● AIM
Scan the data below. Pull out each line where "characters" occurs.

● THE DATA

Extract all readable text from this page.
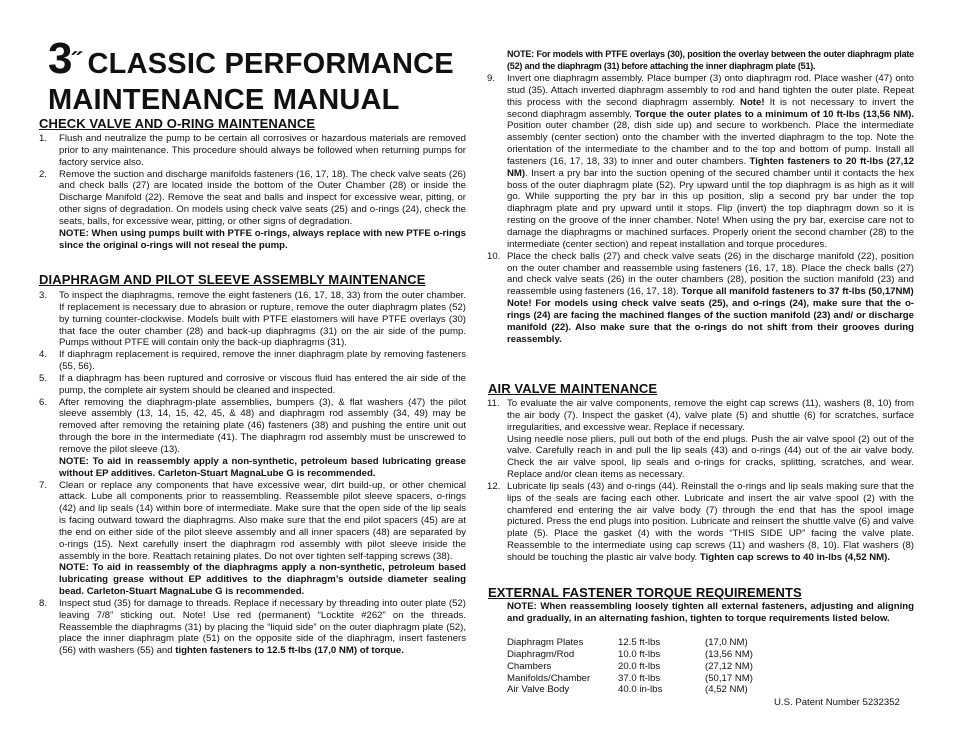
3˝ CLASSIC PERFORMANCE
MAINTENANCE MANUAL
CHECK VALVE AND O-RING MAINTENANCE
1.	Flush and neutralize the pump to be certain all corrosives or hazardous materials are removed prior to any maintenance. This procedure should always be followed when returning pumps for factory service also.
2.	Remove the suction and discharge manifolds fasteners (16, 17, 18). The check valve seats (26) and check balls (27) are located inside the bottom of the Outer Chamber (28) or inside the Discharge Manifold (22). Remove the seat and balls and inspect for excessive wear, pitting, or other signs of degradation. On models using check valve seats (25) and o-rings (24), check the seats, balls, for excessive wear, pitting, or other signs of degradation.
NOTE: When using pumps built with PTFE o-rings, always replace with new PTFE o-rings since the original o-rings will not reseal the pump.
DIAPHRAGM AND PILOT SLEEVE ASSEMBLY MAINTENANCE
3.	To inspect the diaphragms, remove the eight fasteners (16, 17, 18, 33) from the outer chamber. If replacement is necessary due to abrasion or rupture, remove the outer diaphragm plates (52) by turning counter-clockwise. Models built with PTFE elastomers will have PTFE overlays (30) that face the outer chamber (28) and back-up diaphragms (31) on the air side of the pump. Pumps without PTFE will contain only the back-up diaphragms (31).
4.	If diaphragm replacement is required, remove the inner diaphragm plate by removing fasteners (55, 56).
5.	If a diaphragm has been ruptured and corrosive or viscous fluid has entered the air side of the pump, the complete air system should be cleaned and inspected.
6.	After removing the diaphragm-plate assemblies, bumpers (3), & flat washers (47) the pilot sleeve assembly (13, 14, 15, 42, 45, & 48) and diaphragm rod assembly (34, 49) may be removed after removing the retaining plate (46) fasteners (38) and pushing the entire unit out through the bore in the intermediate (41). The diaphragm rod assembly must be unscrewed to remove the pilot sleeve (13).
NOTE: To aid in reassembly apply a non-synthetic, petroleum based lubricating grease without EP additives. Carleton-Stuart MagnaLube G is recommended.
7.	Clean or replace any components that have excessive wear, dirt build-up, or other chemical attack. Lube all components prior to reassembling. Reassemble pilot sleeve spacers, o-rings (42) and lip seals (14) within bore of intermediate. Make sure that the open side of the lip seals is facing outward toward the diaphragms. Also make sure that the end pilot spacers (45) are at the end on either side of the pilot sleeve assembly and all inner spacers (48) are separated by o-rings (15). Next carefully insert the diaphragm rod assembly with pilot sleeve inside the assembly in the bore. Reattach retaining plates. Do not over tighten self-tapping screws (38).
NOTE: To aid in reassembly of the diaphragms apply a non-synthetic, petroleum based lubricating grease without EP additives to the diaphragm’s outside diameter sealing bead. Carleton-Stuart MagnaLube G is recommended.
8.	Inspect stud (35) for damage to threads. Replace if necessary by threading into outer plate (52) leaving 7/8” sticking out. Note! Use red (permanent) “Locktite #262” on the threads. Reassemble the diaphragms (31) by placing the “liquid side” on the outer diaphragm plate (52), place the inner diaphragm plate (51) on the opposite side of the diaphragm, insert fasteners (56) with washers (55) and tighten fasteners to 12.5 ft-lbs (17,0 NM) of torque.
NOTE: For models with PTFE overlays (30), position the overlay between the outer diaphragm plate (52) and the diaphragm (31) before attaching the inner diaphragm plate (51).
9.	Invert one diaphragm assembly. Place bumper (3) onto diaphragm rod. Place washer (47) onto stud (35). Attach inverted diaphragm assembly to rod and hand tighten the outer plate. Repeat this process with the second diaphragm assembly. Note! It is not necessary to invert the second diaphragm assembly. Torque the outer plates to a minimum of 10 ft-lbs (13,56 NM). Position outer chamber (28, dish side up) and secure to workbench. Place the intermediate assembly (center section) onto the chamber with the inverted diaphragm to the top. Note the orientation of the intermediate to the chamber and to the top and bottom of pump. Install all fasteners (16, 17, 18, 33) to inner and outer chambers. Tighten fasteners to 20 ft-lbs (27,12 NM). Insert a pry bar into the suction opening of the secured chamber until it contacts the hex boss of the outer diaphragm plate (52). Pry upward until the top diaphragm is as high as it will go. While supporting the pry bar in this up position, slip a second pry bar under the top diaphragm plate and pry upward until it stops. Flip (invert) the top diaphragm down so it is resting on the groove of the inner chamber. Note! When using the pry bar, exercise care not to damage the diaphragms or machined surfaces. Properly orient the second chamber (28) to the intermediate (center section) and repeat installation and torque procedures.
10. Place the check balls (27) and check valve seats (26) in the discharge manifold (22), position on the outer chamber and reassemble using fasteners (16, 17, 18). Place the check balls (27) and check valve seats (26) in the outer chambers (28), position the suction manifold (23) and reassemble using fasteners (16, 17, 18). Torque all manifold fasteners to 37 ft-lbs (50,17NM)
Note! For models using check valve seats (25), and o-rings (24), make sure that the o-rings (24) are facing the machined flanges of the suction manifold (23) and/ or discharge manifold (22). Also make sure that the o-rings do not shift from their grooves during reassembly.
AIR VALVE MAINTENANCE
11. To evaluate the air valve components, remove the eight cap screws (11), washers (8, 10) from the air body (7). Inspect the gasket (4), valve plate (5) and shuttle (6) for scratches, surface irregularities, and excessive wear. Replace if necessary.
Using needle nose pliers, pull out both of the end plugs. Push the air valve spool (2) out of the valve. Carefully reach in and pull the lip seals (43) and o-rings (44) out of the air valve body. Check the air valve spool, lip seals and o-rings for cracks, splitting, scratches, and wear. Replace and/or clean items as necessary.
12. Lubricate lip seals (43) and o-rings (44). Reinstall the o-rings and lip seals making sure that the lips of the seals are facing each other. Lubricate and insert the air valve spool (2) with the chamfered end entering the air valve body (7) through the end that has the spool image pictured. Press the end plugs into position. Lubricate and reinsert the shuttle valve (6) and valve plate (5). Place the gasket (4) with the words “THIS SIDE UP” facing the valve plate. Reassemble to the intermediate using cap screws (11) and washers (8, 10). Flat washers (8) should be touching the plastic air valve body. Tighten cap screws to 40 in-lbs (4,52 NM).
EXTERNAL FASTENER TORQUE REQUIREMENTS
NOTE: When reassembling loosely tighten all external fasteners, adjusting and aligning and gradually, in an alternating fashion, tighten to torque requirements listed below.
Diaphragm Plates	12.5 ft-lbs	(17,0 NM)
Diaphragm/Rod	10.0 ft-lbs	(13,56 NM)
Chambers	20.0 ft-lbs	(27,12 NM)
Manifolds/Chamber	37.0 ft-lbs	(50,17 NM)
Air Valve Body	40.0 in-lbs	(4,52 NM)
U.S. Patent Number 5232352
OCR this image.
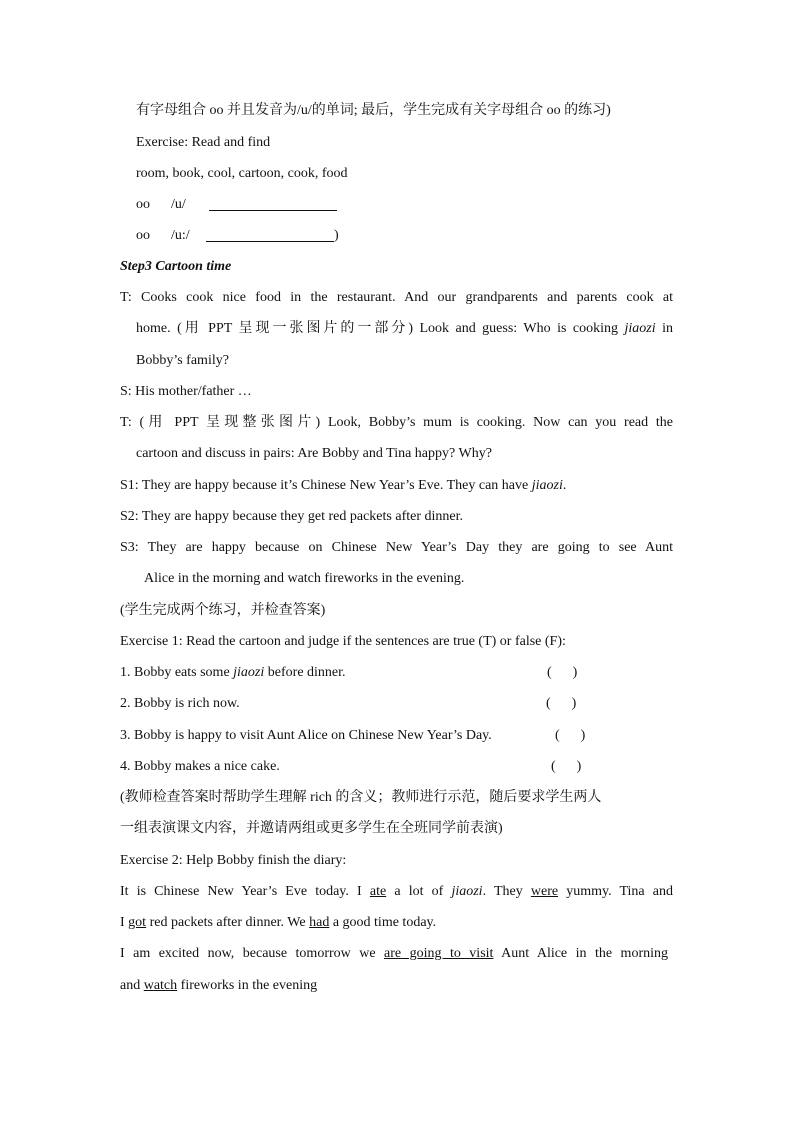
有字母组合 oo 并且发音为/u/的单词; 最后，学生完成有关字母组合 oo 的练习)
Exercise: Read and find
room, book, cool, cartoon, cook, food
oo /u/
oo /u:/	)
Step3 Cartoon time
T: Cooks cook nice food in the restaurant. And our grandparents and parents cook at
home. (用 PPT 呈现一张图片的一部分) Look and guess: Who is cooking jiaozi in
Bobby’s family?
S: His mother/father …
T: (用 PPT 呈现整张图片) Look, Bobby’s mum is cooking. Now can you read the
cartoon and discuss in pairs: Are Bobby and Tina happy? Why?
S1: They are happy because it’s Chinese New Year’s Eve. They can have jiaozi.
S2: They are happy because they get red packets after dinner.
S3: They are happy because on Chinese New Year’s Day they are going to see Aunt
Alice in the morning and watch fireworks in the evening.
(学生完成两个练习，并检查答案)
Exercise 1: Read the cartoon and judge if the sentences are true (T) or false (F):
1. Bobby eats some jiaozi before dinner.	(      )
2. Bobby is rich now.	(      )
3. Bobby is happy to visit Aunt Alice on Chinese New Year’s Day.	(      )
4. Bobby makes a nice cake.	(      )
(教师检查答案时帮助学生理解 rich 的含义；教师进行示范，随后要求学生两人
一组表演课文内容，并邀请两组或更多学生在全班同学前表演)
Exercise 2: Help Bobby finish the diary:
It is Chinese New Year’s Eve today. I ate a lot of jiaozi. They were yummy. Tina and
I got red packets after dinner. We had a good time today.
I am excited now, because tomorrow we are going to visit Aunt Alice in the morning
and watch fireworks in the evening
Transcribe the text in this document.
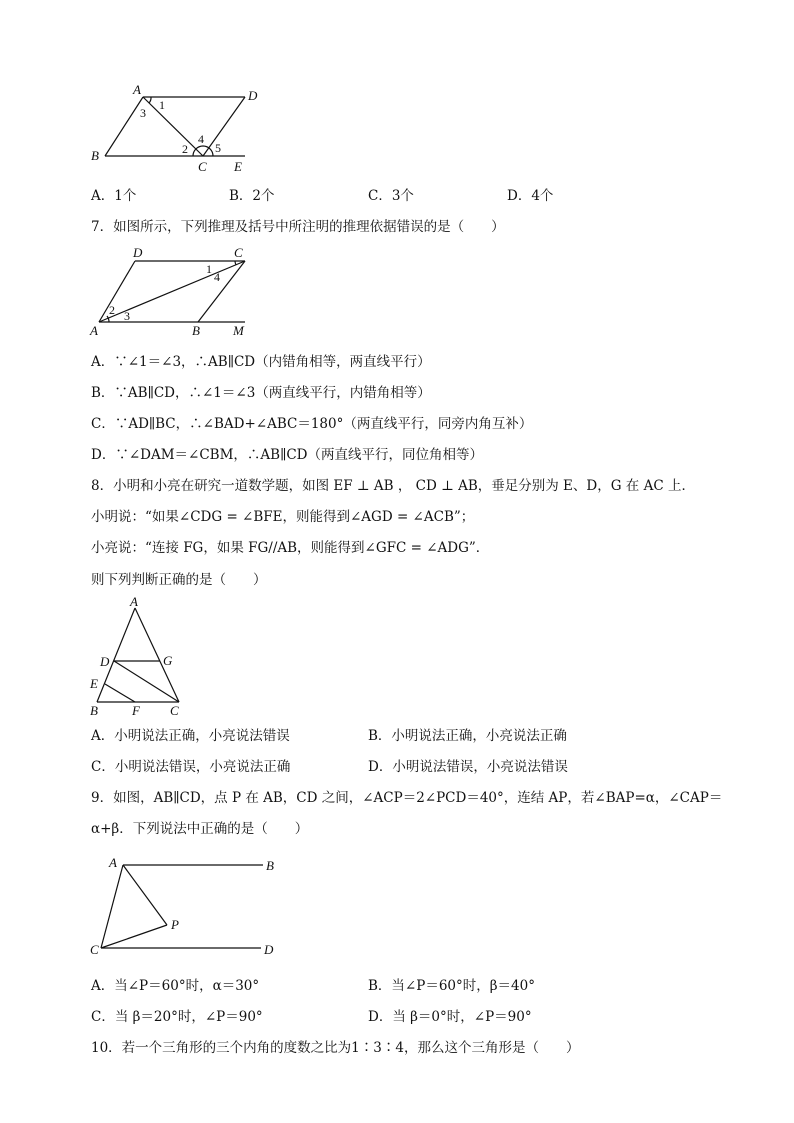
A	D
B
C E
1
3
2
4
5
A．1个	B．2个	C．3个	D．4个
7．如图所示，下列推理及括号中所注明的推理依据错误的是（　　）
D	C
A	B	M
1
4
2 3
A．∵∠1＝∠3，∴AB∥CD（内错角相等，两直线平行）
B．∵AB∥CD，∴∠1＝∠3（两直线平行，内错角相等）
C．∵AD∥BC，∴∠BAD+∠ABC＝180°（两直线平行，同旁内角互补）
D．∵∠DAM＝∠CBM，∴AB∥CD（两直线平行，同位角相等）
8．小明和小亮在研究一道数学题，如图 EF ⊥ AB ， CD ⊥ AB，垂足分别为 E、D，G 在 AC 上．
小明说：“如果∠CDG = ∠BFE，则能得到∠AGD = ∠ACB”；
小亮说：“连接 FG，如果 FG//AB，则能得到∠GFC = ∠ADG”．
则下列判断正确的是（　　）
A
D	G
E
B	F C
A．小明说法正确，小亮说法错误	B．小明说法正确，小亮说法正确
C．小明说法错误，小亮说法正确	D．小明说法错误，小亮说法错误
9．如图，AB∥CD，点 P 在 AB，CD 之间，∠ACP＝2∠PCD＝40°，连结 AP，若∠BAP=α，∠CAP＝
α+β．下列说法中正确的是（　　）
A	B
P
C	D
A．当∠P＝60°时，α＝30°	B．当∠P＝60°时，β＝40°
C．当 β＝20°时，∠P＝90°	D．当 β＝0°时，∠P＝90°
10．若一个三角形的三个内角的度数之比为1∶3∶4，那么这个三角形是（　　）
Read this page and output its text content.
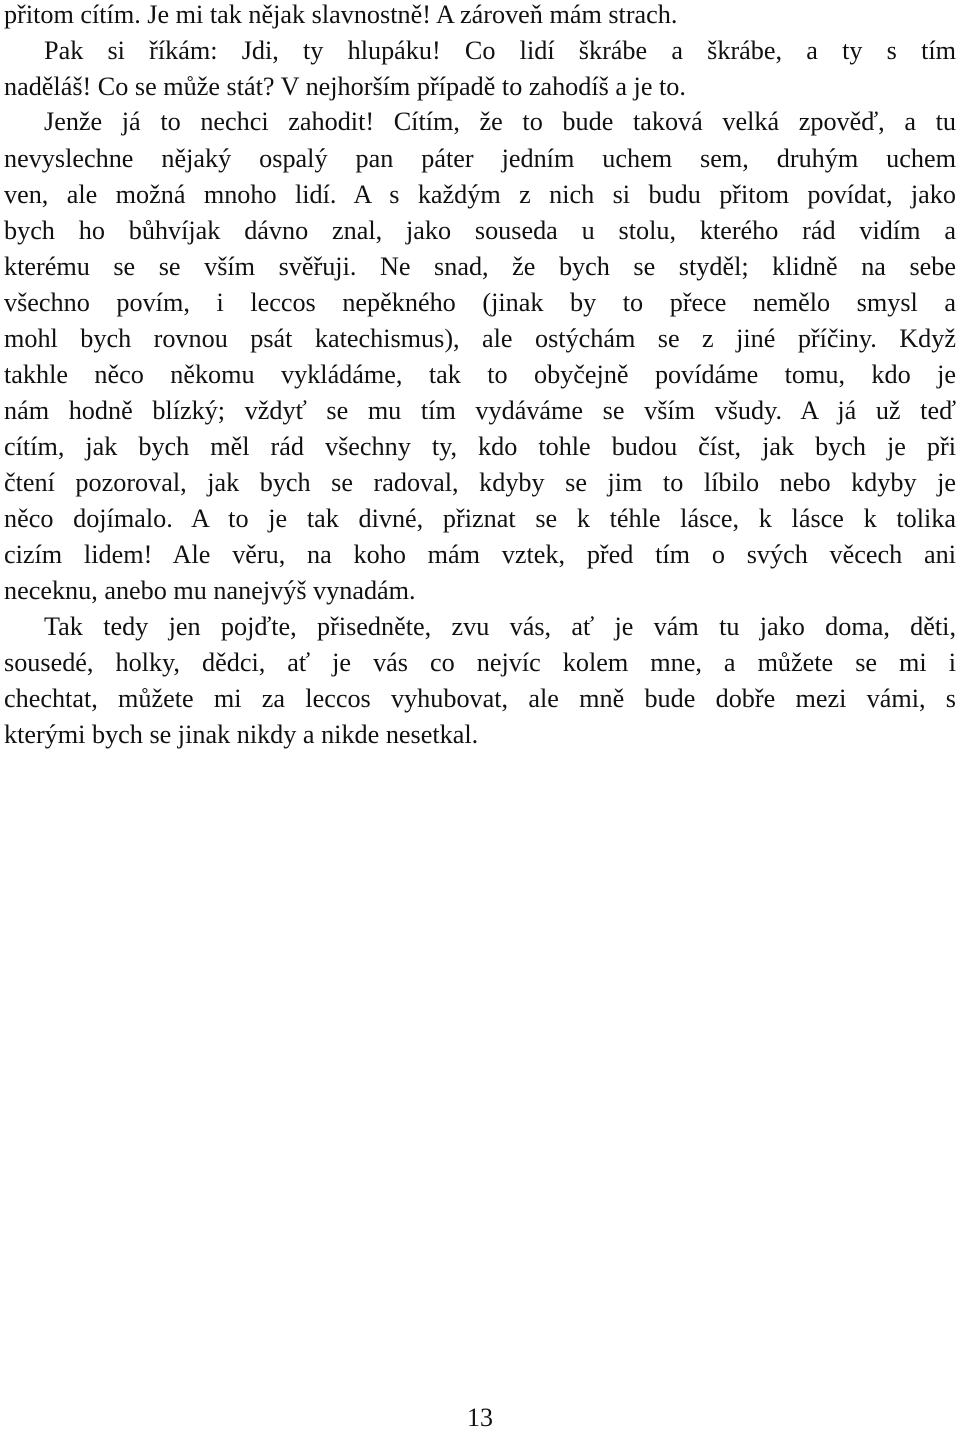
přitom cítím. Je mi tak nějak slavnostně! A zároveň mám strach.
Pak si říkám: Jdi, ty hlupáku! Co lidí škrábe a škrábe, a ty s tím
naděláš! Co se může stát? V nejhorším případě to zahodíš a je to.
Jenže já to nechci zahodit! Cítím, že to bude taková velká zpověď, a tu
nevyslechne nějaký ospalý pan páter jedním uchem sem, druhým uchem
ven, ale možná mnoho lidí. A s každým z nich si budu přitom povídat, jako
bych ho bůhvíjak dávno znal, jako souseda u stolu, kterého rád vidím a
kterému se se vším svěřuji. Ne snad, že bych se styděl; klidně na sebe
všechno povím, i leccos nepěkného (jinak by to přece nemělo smysl a
mohl bych rovnou psát katechismus), ale ostýchám se z jiné příčiny. Když
takhle něco někomu vykládáme, tak to obyčejně povídáme tomu, kdo je
nám hodně blízký; vždyť se mu tím vydáváme se vším všudy. A já už teď
cítím, jak bych měl rád všechny ty, kdo tohle budou číst, jak bych je při
čtení pozoroval, jak bych se radoval, kdyby se jim to líbilo nebo kdyby je
něco dojímalo. A to je tak divné, přiznat se k téhle lásce, k lásce k tolika
cizím lidem! Ale věru, na koho mám vztek, před tím o svých věcech ani
neceknu, anebo mu nanejvýš vynadám.
Tak tedy jen pojďte, přisedněte, zvu vás, ať je vám tu jako doma, děti,
sousedé, holky, dědci, ať je vás co nejvíc kolem mne, a můžete se mi i
chechtat, můžete mi za leccos vyhubovat, ale mně bude dobře mezi vámi, s
kterými bych se jinak nikdy a nikde nesetkal.
13
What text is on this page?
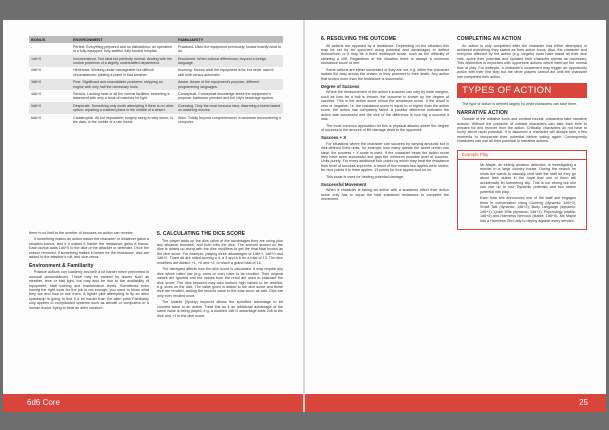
BONUS	ENVIRONMENT	FAMILIARITY
-	Perfect. Everything prepared and no distractions: an operation in a fully-equipped, fully-staffed, fully-funded hospital.	Practised. Used the equipment previously, knows exactly what to do.
1d6+0	Inconvenience. Not ideal but perfectly normal: dealing with the routine problems of a slightly understaffed department.	Encultured. When cultural differences, beyond a foreign language.
2d6+0	Hindrance. Working under manageable but difficult circumstances; piloting a plane in bad weather.	Knowing. Knows what the equipment is for but never used it; skill shift versus automatic.
3d6+0	Poor. Significant and unavoidable problems: stripping an engine with only half the necessary tools.	Aware. Aware of the equipment's purpose, different programming languages.
4d6+0	Serious. Lacking most or all the normal facilities: searching a basement with only a book of matches for light.	Conceptual. Conceptual knowledge about the equipment's purpose; bathroom plumber and the city's sewerage system.
5d6+0	Desperate. Something only worth attempting if there is no other option; repairing a crashed plane in the middle of a desert.	Guessing. Only the most tenuous idea; disarming a bomb based on watching movies.
6d6+0	Catastrophic. All but impossible; surgery using a rusty stone, in the dark, in the middle of a rain forest.	Alien. Totally beyond comprehension; a caveman encountering a computer.

there is no limit to the number of bonuses an action can receive.

If something makes an action easier the character or whatever gains a situation bonus, and if it makes it harder the resistance gains a bonus. Each bonus adds 1d6+0 to the dice of the attacker or defender. Once the reason removed, if something makes it harder for the resistance, dice are added to the attacker's roll, and vice-versa.

Environment & Familiarity

Positive actions can suddenly become a lot harder when performed in unusual circumstances. These may be caused by issues such as weather, time or bad light, but may also be due to the availability of equipment, staff training and maintenance levels. Sometimes even having the right tools for the job is not enough; you need to know what they are and how to use them. A fighter pilot attempting to fly an alien spaceship is going to find it a lot harder than the alien pilot! Familiarity only applies to complicated systems such as aircraft or computers or a human doctor trying to treat an alien creature.

5. CALCULATING THE DICE SCORE

The player adds up the dice value of the advantages they are using plus any situation bonuses, and then rolls the dice. The amount scored on the dice is added up along with the dice modifiers to get the final total known as the dice score. For example, playing three advantages of 1d6+1, 1d6+0 and 1d6+2. Three d6 are rolled scoring a 4, a 3 and a 6 for a total of 13. The dice modifiers are added: +1, +0 and +2, to reach a grand total of 16.

The disregard affects how the dice score is calculated. It may require any dice which rolled low (e.g. ones or one) have to be rerolled. Their original values are ignored and the values from the reroll are used to calculate the dice score. The dice keyword may also instruct high values to be rerolled, e.g. sixes on the dice. The value given is added to the dice score and those dice are rerolled, adding the second value to the total score as well. Dice are only ever rerolled once.

The Usable (Sporty) keyword allows the specified advantage to be counted twice in an action. Treat this as if an additional advantage of the same value is being played, e.g. a doubled 1d6+2 advantage adds 2d6 to the dice and +4 to the dice score.

6d6 Core
6. RESOLVING THE OUTCOME

All actions are opposed by a resistance. Depending on the situation this may be set by an opponent using potential and advantages to deflect themselves, or it may be a fixed resistance score, such as the difficulty of climbing a cliff. Regardless of the situation there is always a minimum resistance score of one.

Some actions are either successful or they are not, e.g. either the character makes the leap across the chasm or they plummet to their death. Any action that scores more than the resistance is successful.

Degree of Success

Where the measurement of the action's success can vary by wide margins, such as how far a ball is thrown, the outcome is shown by the degree of success. This is the action score minus the resistance score. If the result is zero or negative, i.e. the resistance score is equal to or higher than the action score, the action has completely failed. A positive difference indicates the action was successful and the size of the difference is how big a success it was.

The most common application for this is physical attacks where the degree of success is the amount of life damage dealt to the opponent.

Success + X

For situations where the character can succeed by varying amounts but in well-defined fixed units, for example how many quests the street urchin can steal, the success + X scale is used. If the character beats the action score they have been successful and gain the minimum possible level of success. Units purely: For every additional four points by which they beat the resistance their level of success improves. A result of five means two apples were stolen; for nine points it is three apples; 13 points for four apples and so on.

This scale is used for dealing potential damage.

Successful Movement

When a character is taking an action with a sustained effect their action score only has to equal the total sustained resistance to complete the movement.

COMPLETING AN ACTION

An action is only completed after the character has either attempted or achieved everything they stated as their action focus. Also, the character and everyone affected by the action (e.g. targets) must have made all their dice rolls, spent their potential and updated their character sheets as necessary. This distinction is important with opportune actions which interrupt the normal flow of play. For example, a character's movement may trigger an opportunity action with their first step but the other players cannot act until the character has completed their action.

TYPES OF ACTION

The type of action is defined largely by what characters can take them.

NARRATIVE ACTION

Outside of the initiative turns and combat rounds, characters take narrative actions. Without the pressure of combat characters can take their time to prepare for and recover from the action. Critically, characters do not have to worry about rapid potential. It is assumed a character will always take a few moments to recuperate their potential before acting again. Consequently characters can use all their potential in narrative actions.

Example Play

Mr Maple, an elderly amateur detective, is investigating a murder in a large country house. During the search he shuts the wards to casually chat with the staff so they go about their duties in the hope that one of them will accidentally let something slip. This is not strong but she can use up to four Dynamic potential and two stable potential into play.

Each time she announces one of the staff she engages them in conversation using Cunning (dynamic: 1d6+0), Small Talk (dynamic: 1d6+2), Body Language (dynamic: 1d6+1), Quick Wits (dynamic: 1d6+1), Psychology (stable: 1d6+0) and Harmless Nervous (stable: 1d6+0). Ms Maple has a Harmless Old Lady to deploy against every servant.

25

● RESPONSE FOR THIS EXERCISE
The type of action is defined largely by what characters can take them.
Outside of the initiative turns and combat rounds, characters take narrative actions. Without the pressure of combat characters can take their time to prepare for and recover from the action. Critically, characters do not have to worry about rapid potential. It is assumed a character will always take a few moments to recuperate their potential before acting again. Consequently characters can use all their potential in narrative actions.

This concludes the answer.